### [TASK INSTRUCTIONS]
Set every record down verbatim and omit the pictures.

* BEGIN *

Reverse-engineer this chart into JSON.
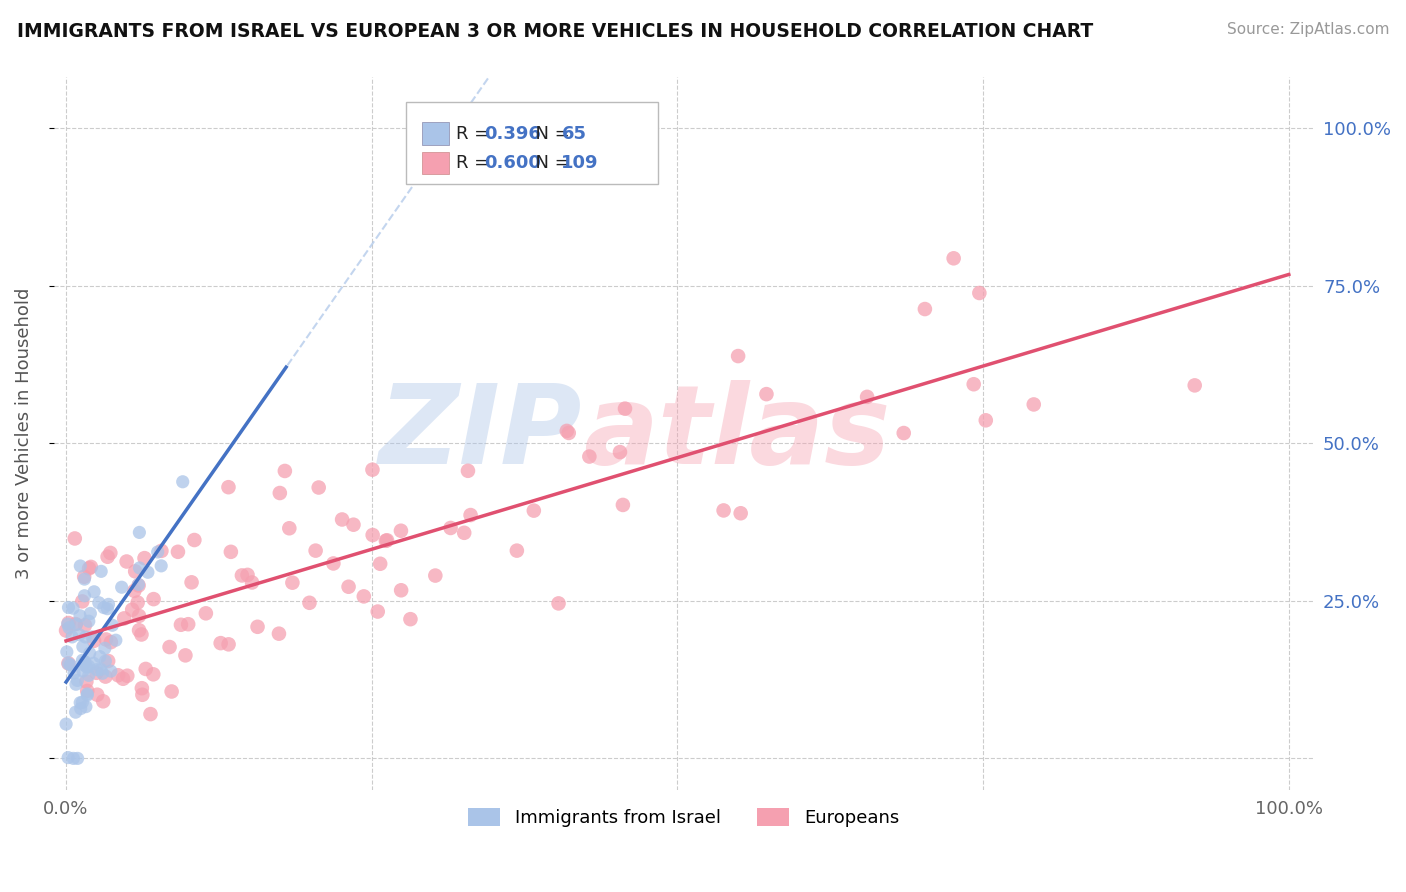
{
  "title": "IMMIGRANTS FROM ISRAEL VS EUROPEAN 3 OR MORE VEHICLES IN HOUSEHOLD CORRELATION CHART",
  "source": "Source: ZipAtlas.com",
  "ylabel": "3 or more Vehicles in Household",
  "legend_label_1": "Immigrants from Israel",
  "legend_label_2": "Europeans",
  "R1": 0.396,
  "N1": 65,
  "R2": 0.6,
  "N2": 109,
  "color1": "#aac4e8",
  "color2": "#f5a0b0",
  "trendline1_color": "#4472c4",
  "trendline2_color": "#e05070",
  "dashed_color": "#aac4e8",
  "background_color": "#ffffff",
  "grid_color": "#cccccc",
  "watermark_zip_color": "#aac4e8",
  "watermark_atlas_color": "#f5a0b0",
  "right_axis_color": "#4472c4"
}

* END *

### [WRITTEN SOLUTION]
Reverse-engineer this chart into JSON.
{
  "title": "IMMIGRANTS FROM ISRAEL VS EUROPEAN 3 OR MORE VEHICLES IN HOUSEHOLD CORRELATION CHART",
  "source": "Source: ZipAtlas.com",
  "ylabel": "3 or more Vehicles in Household",
  "legend_label_1": "Immigrants from Israel",
  "legend_label_2": "Europeans",
  "R1": 0.396,
  "N1": 65,
  "R2": 0.6,
  "N2": 109,
  "color1": "#aac4e8",
  "color2": "#f5a0b0",
  "trendline1_color": "#4472c4",
  "trendline2_color": "#e05070",
  "dashed_color": "#aac4e8",
  "background_color": "#ffffff",
  "grid_color": "#cccccc",
  "watermark_zip_color": "#aac4e8",
  "watermark_atlas_color": "#f5a0b0",
  "right_axis_color": "#4472c4"
}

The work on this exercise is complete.